## GOAL
Write the listing below out again exactly, dropping the images.

## DATA SHOWN
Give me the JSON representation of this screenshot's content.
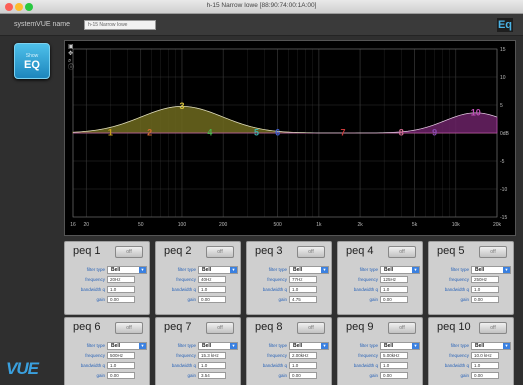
{
  "window": {
    "title": "h-15 Narrow Iowe [88:90:74:00:1A:00]",
    "traffic_colors": [
      "#fc5f57",
      "#fdbc2e",
      "#28c840"
    ]
  },
  "header": {
    "system_name_label": "systemVUE name",
    "system_name_value": "h-15 Narrow Iowe",
    "eq_logo": "Eq"
  },
  "sidebar": {
    "button_line1": "Show",
    "button_line2": "EQ"
  },
  "graph": {
    "tools": [
      "fit-icon",
      "pan-icon",
      "zoom-icon",
      "info-icon"
    ],
    "freq_ticks": [
      {
        "label": "16",
        "value": 16
      },
      {
        "label": "20",
        "value": 20
      },
      {
        "label": "50",
        "value": 50
      },
      {
        "label": "100",
        "value": 100
      },
      {
        "label": "200",
        "value": 200
      },
      {
        "label": "500",
        "value": 500
      },
      {
        "label": "1k",
        "value": 1000
      },
      {
        "label": "2k",
        "value": 2000
      },
      {
        "label": "5k",
        "value": 5000
      },
      {
        "label": "10k",
        "value": 10000
      },
      {
        "label": "20k",
        "value": 20000
      }
    ],
    "db_ticks": [
      {
        "label": "15",
        "value": 15
      },
      {
        "label": "10",
        "value": 10
      },
      {
        "label": "5",
        "value": 5
      },
      {
        "label": "0dB",
        "value": 0
      },
      {
        "label": "-5",
        "value": -5
      },
      {
        "label": "-10",
        "value": -10
      },
      {
        "label": "-15",
        "value": -15
      }
    ],
    "freq_range": [
      16,
      20000
    ],
    "db_range": [
      -15,
      15
    ],
    "curve_colors": {
      "low_fill": "#6f6a1e",
      "low_stroke": "#bdb23a",
      "high_fill": "#6b2266",
      "high_stroke": "#b04aa8"
    },
    "nodes": [
      {
        "label": "1",
        "freq": 30,
        "gain": 0,
        "color": "#c9a020"
      },
      {
        "label": "2",
        "freq": 58,
        "gain": 0,
        "color": "#d06a30"
      },
      {
        "label": "3",
        "freq": 100,
        "gain": 4.75,
        "color": "#d7c23a"
      },
      {
        "label": "4",
        "freq": 160,
        "gain": 0,
        "color": "#49b04a"
      },
      {
        "label": "5",
        "freq": 350,
        "gain": 0,
        "color": "#3ab0a8"
      },
      {
        "label": "6",
        "freq": 500,
        "gain": 0,
        "color": "#3f5fd0"
      },
      {
        "label": "7",
        "freq": 1500,
        "gain": 0,
        "color": "#c93a3a"
      },
      {
        "label": "8",
        "freq": 4000,
        "gain": 0,
        "color": "#d06a90"
      },
      {
        "label": "9",
        "freq": 7000,
        "gain": 0,
        "color": "#8a4ab0"
      },
      {
        "label": "10",
        "freq": 14000,
        "gain": 3.6,
        "color": "#c050b8"
      }
    ]
  },
  "peq_labels": {
    "filter_type": "filter type",
    "frequency": "frequency",
    "bandwidth": "bandwidth q",
    "gain": "gain",
    "toggle": "off"
  },
  "peq": [
    {
      "name": "peq 1",
      "filter_type": "Bell",
      "frequency": "20Hz",
      "bandwidth": "1.0",
      "gain": "0.00"
    },
    {
      "name": "peq 2",
      "filter_type": "Bell",
      "frequency": "40Hz",
      "bandwidth": "1.0",
      "gain": "0.00"
    },
    {
      "name": "peq 3",
      "filter_type": "Bell",
      "frequency": "77Hz",
      "bandwidth": "1.0",
      "gain": "4.75"
    },
    {
      "name": "peq 4",
      "filter_type": "Bell",
      "frequency": "125Hz",
      "bandwidth": "1.0",
      "gain": "0.00"
    },
    {
      "name": "peq 5",
      "filter_type": "Bell",
      "frequency": "250Hz",
      "bandwidth": "1.0",
      "gain": "0.00"
    },
    {
      "name": "peq 6",
      "filter_type": "Bell",
      "frequency": "500Hz",
      "bandwidth": "1.0",
      "gain": "0.00"
    },
    {
      "name": "peq 7",
      "filter_type": "Bell",
      "frequency": "15.3 kHz",
      "bandwidth": "1.0",
      "gain": "3.54"
    },
    {
      "name": "peq 8",
      "filter_type": "Bell",
      "frequency": "2.00kHz",
      "bandwidth": "1.0",
      "gain": "0.00"
    },
    {
      "name": "peq 9",
      "filter_type": "Bell",
      "frequency": "5.00kHz",
      "bandwidth": "1.0",
      "gain": "0.00"
    },
    {
      "name": "peq 10",
      "filter_type": "Bell",
      "frequency": "10.0 kHz",
      "bandwidth": "1.0",
      "gain": "0.00"
    }
  ],
  "footer": {
    "logo_text": "VUE"
  }
}
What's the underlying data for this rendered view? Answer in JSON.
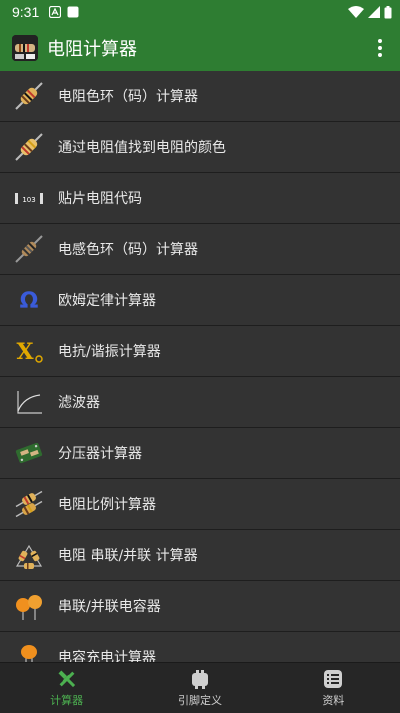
{
  "status_bar": {
    "time": "9:31"
  },
  "app_bar": {
    "title": "电阻计算器",
    "menu_icon": "more-vert-icon"
  },
  "list_items": [
    {
      "label": "电阻色环（码）计算器",
      "icon": "resistor-icon"
    },
    {
      "label": "通过电阻值找到电阻的颜色",
      "icon": "resistor-icon"
    },
    {
      "label": "贴片电阻代码",
      "icon": "smd-resistor-icon",
      "icon_text": "103"
    },
    {
      "label": "电感色环（码）计算器",
      "icon": "inductor-icon"
    },
    {
      "label": "欧姆定律计算器",
      "icon": "ohm-icon",
      "icon_text": "Ω"
    },
    {
      "label": "电抗/谐振计算器",
      "icon": "reactance-icon",
      "icon_text": "X"
    },
    {
      "label": "滤波器",
      "icon": "filter-curve-icon"
    },
    {
      "label": "分压器计算器",
      "icon": "circuit-board-icon"
    },
    {
      "label": "电阻比例计算器",
      "icon": "resistor-pair-icon"
    },
    {
      "label": "电阻 串联/并联 计算器",
      "icon": "resistor-network-icon"
    },
    {
      "label": "串联/并联电容器",
      "icon": "capacitor-pair-icon"
    },
    {
      "label": "电容充电计算器",
      "icon": "capacitor-icon"
    }
  ],
  "bottom_nav": [
    {
      "label": "计算器",
      "icon": "calculator-tools-icon",
      "active": true
    },
    {
      "label": "引脚定义",
      "icon": "connector-icon",
      "active": false
    },
    {
      "label": "资料",
      "icon": "list-icon",
      "active": false
    }
  ],
  "colors": {
    "primary": "#2e7d32",
    "active_tab": "#4caf50",
    "background": "#333333"
  }
}
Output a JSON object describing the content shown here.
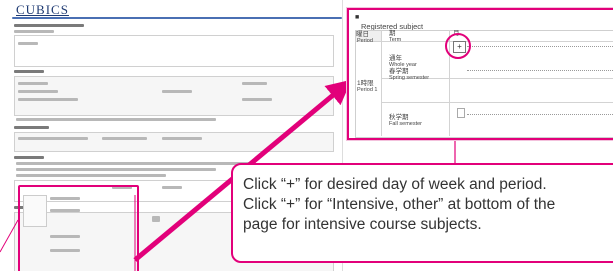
{
  "background_screen": {
    "app_logo": "CUBICS"
  },
  "zoom_panel": {
    "section_marker": "■",
    "subtitle": "Registered subject",
    "col_day_label": "曜日",
    "col_day_label_en": "Period",
    "col_term_label": "期",
    "col_term_label_en": "Term",
    "col_mark": "月",
    "row1_jp": "通年",
    "row1_en": "Whole year",
    "row2_jp": "春学期",
    "row2_en": "Spring semester",
    "row_group_jp": "1時限",
    "row_group_en": "Period 1",
    "row3_jp": "秋学期",
    "row3_en": "Fall semester",
    "plus_label": "+"
  },
  "callout": {
    "line1": "Click “+” for desired day of week and period.",
    "line2": "Click “+” for “Intensive, other” at bottom of the",
    "line3": "page  for intensive course subjects."
  },
  "colors": {
    "accent": "#e2007a",
    "logo": "#1f3b73"
  }
}
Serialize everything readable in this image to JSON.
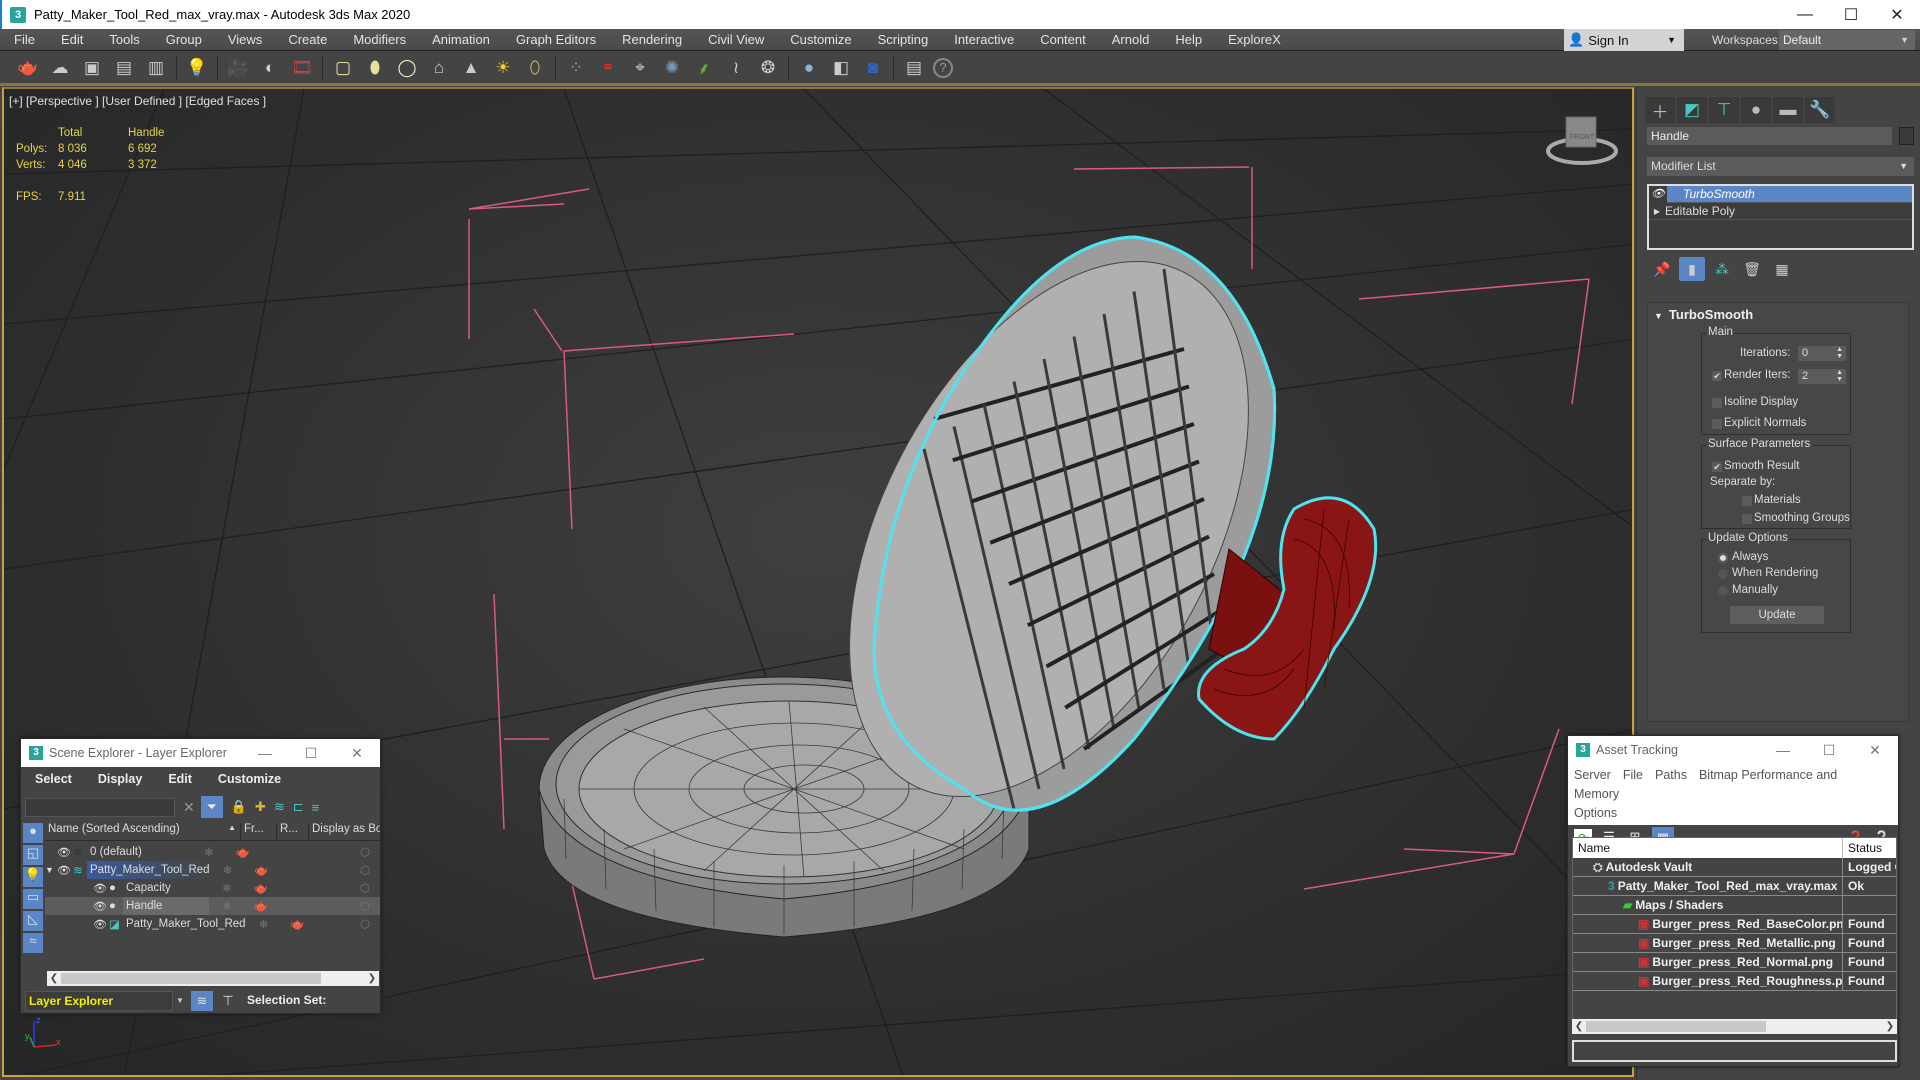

## THE ANSWER
Give me the JSON representation of this screenshot's content.
{
  "window": {
    "title": "h-15 Narrow Iowe [88:90:74:00:1A:00]",
    "traffic_colors": [
      "#fc5f57",
      "#fdbc2e",
      "#28c840"
    ]
  },
  "header": {
    "system_name_label": "systemVUE name",
    "system_name_value": "h-15 Narrow Iowe",
    "eq_logo": "Eq"
  },
  "sidebar": {
    "button_line1": "Show",
    "button_line2": "EQ"
  },
  "graph": {
    "tools": [
      "fit-icon",
      "pan-icon",
      "zoom-icon",
      "info-icon"
    ],
    "freq_ticks": [
      {
        "label": "16",
        "value": 16
      },
      {
        "label": "20",
        "value": 20
      },
      {
        "label": "50",
        "value": 50
      },
      {
        "label": "100",
        "value": 100
      },
      {
        "label": "200",
        "value": 200
      },
      {
        "label": "500",
        "value": 500
      },
      {
        "label": "1k",
        "value": 1000
      },
      {
        "label": "2k",
        "value": 2000
      },
      {
        "label": "5k",
        "value": 5000
      },
      {
        "label": "10k",
        "value": 10000
      },
      {
        "label": "20k",
        "value": 20000
      }
    ],
    "db_ticks": [
      {
        "label": "15",
        "value": 15
      },
      {
        "label": "10",
        "value": 10
      },
      {
        "label": "5",
        "value": 5
      },
      {
        "label": "0dB",
        "value": 0
      },
      {
        "label": "-5",
        "value": -5
      },
      {
        "label": "-10",
        "value": -10
      },
      {
        "label": "-15",
        "value": -15
      }
    ],
    "freq_range": [
      16,
      20000
    ],
    "db_range": [
      -15,
      15
    ],
    "curve_colors": {
      "low_fill": "#6f6a1e",
      "low_stroke": "#bdb23a",
      "high_fill": "#6b2266",
      "high_stroke": "#b04aa8"
    },
    "nodes": [
      {
        "label": "1",
        "freq": 30,
        "gain": 0,
        "color": "#c9a020"
      },
      {
        "label": "2",
        "freq": 58,
        "gain": 0,
        "color": "#d06a30"
      },
      {
        "label": "3",
        "freq": 100,
        "gain": 4.75,
        "color": "#d7c23a"
      },
      {
        "label": "4",
        "freq": 160,
        "gain": 0,
        "color": "#49b04a"
      },
      {
        "label": "5",
        "freq": 350,
        "gain": 0,
        "color": "#3ab0a8"
      },
      {
        "label": "6",
        "freq": 500,
        "gain": 0,
        "color": "#3f5fd0"
      },
      {
        "label": "7",
        "freq": 1500,
        "gain": 0,
        "color": "#c93a3a"
      },
      {
        "label": "8",
        "freq": 4000,
        "gain": 0,
        "color": "#d06a90"
      },
      {
        "label": "9",
        "freq": 7000,
        "gain": 0,
        "color": "#8a4ab0"
      },
      {
        "label": "10",
        "freq": 14000,
        "gain": 3.6,
        "color": "#c050b8"
      }
    ]
  },
  "peq_labels": {
    "filter_type": "filter type",
    "frequency": "frequency",
    "bandwidth": "bandwidth q",
    "gain": "gain",
    "toggle": "off"
  },
  "peq": [
    {
      "name": "peq 1",
      "filter_type": "Bell",
      "frequency": "20Hz",
      "bandwidth": "1.0",
      "gain": "0.00"
    },
    {
      "name": "peq 2",
      "filter_type": "Bell",
      "frequency": "40Hz",
      "bandwidth": "1.0",
      "gain": "0.00"
    },
    {
      "name": "peq 3",
      "filter_type": "Bell",
      "frequency": "77Hz",
      "bandwidth": "1.0",
      "gain": "4.75"
    },
    {
      "name": "peq 4",
      "filter_type": "Bell",
      "frequency": "125Hz",
      "bandwidth": "1.0",
      "gain": "0.00"
    },
    {
      "name": "peq 5",
      "filter_type": "Bell",
      "frequency": "250Hz",
      "bandwidth": "1.0",
      "gain": "0.00"
    },
    {
      "name": "peq 6",
      "filter_type": "Bell",
      "frequency": "500Hz",
      "bandwidth": "1.0",
      "gain": "0.00"
    },
    {
      "name": "peq 7",
      "filter_type": "Bell",
      "frequency": "15.3 kHz",
      "bandwidth": "1.0",
      "gain": "3.54"
    },
    {
      "name": "peq 8",
      "filter_type": "Bell",
      "frequency": "2.00kHz",
      "bandwidth": "1.0",
      "gain": "0.00"
    },
    {
      "name": "peq 9",
      "filter_type": "Bell",
      "frequency": "5.00kHz",
      "bandwidth": "1.0",
      "gain": "0.00"
    },
    {
      "name": "peq 10",
      "filter_type": "Bell",
      "frequency": "10.0 kHz",
      "bandwidth": "1.0",
      "gain": "0.00"
    }
  ],
  "footer": {
    "logo_text": "VUE"
  }
}
What's the underlying data for this rendered view? Answer in JSON.
{
  "status_bar": {
    "time": "9:31"
  },
  "app_bar": {
    "title": "电阻计算器",
    "menu_icon": "more-vert-icon"
  },
  "list_items": [
    {
      "label": "电阻色环（码）计算器",
      "icon": "resistor-icon"
    },
    {
      "label": "通过电阻值找到电阻的颜色",
      "icon": "resistor-icon"
    },
    {
      "label": "贴片电阻代码",
      "icon": "smd-resistor-icon",
      "icon_text": "103"
    },
    {
      "label": "电感色环（码）计算器",
      "icon": "inductor-icon"
    },
    {
      "label": "欧姆定律计算器",
      "icon": "ohm-icon",
      "icon_text": "Ω"
    },
    {
      "label": "电抗/谐振计算器",
      "icon": "reactance-icon",
      "icon_text": "X"
    },
    {
      "label": "滤波器",
      "icon": "filter-curve-icon"
    },
    {
      "label": "分压器计算器",
      "icon": "circuit-board-icon"
    },
    {
      "label": "电阻比例计算器",
      "icon": "resistor-pair-icon"
    },
    {
      "label": "电阻 串联/并联 计算器",
      "icon": "resistor-network-icon"
    },
    {
      "label": "串联/并联电容器",
      "icon": "capacitor-pair-icon"
    },
    {
      "label": "电容充电计算器",
      "icon": "capacitor-icon"
    }
  ],
  "bottom_nav": [
    {
      "label": "计算器",
      "icon": "calculator-tools-icon",
      "active": true
    },
    {
      "label": "引脚定义",
      "icon": "connector-icon",
      "active": false
    },
    {
      "label": "资料",
      "icon": "list-icon",
      "active": false
    }
  ],
  "colors": {
    "primary": "#2e7d32",
    "active_tab": "#4caf50",
    "background": "#333333"
  }
}
Output a JSON object describing the content shown here.
{
  "background_screen": {
    "app_logo": "CUBICS"
  },
  "zoom_panel": {
    "section_marker": "■",
    "subtitle": "Registered subject",
    "col_day_label": "曜日",
    "col_day_label_en": "Period",
    "col_term_label": "期",
    "col_term_label_en": "Term",
    "col_mark": "月",
    "row1_jp": "通年",
    "row1_en": "Whole year",
    "row2_jp": "春学期",
    "row2_en": "Spring semester",
    "row_group_jp": "1時限",
    "row_group_en": "Period 1",
    "row3_jp": "秋学期",
    "row3_en": "Fall semester",
    "plus_label": "+"
  },
  "callout": {
    "line1": "Click “+” for desired day of week and period.",
    "line2": "Click “+” for “Intensive, other” at bottom of the",
    "line3": "page  for intensive course subjects."
  },
  "colors": {
    "accent": "#e2007a",
    "logo": "#1f3b73"
  }
}
Serialize everything readable in this image to JSON.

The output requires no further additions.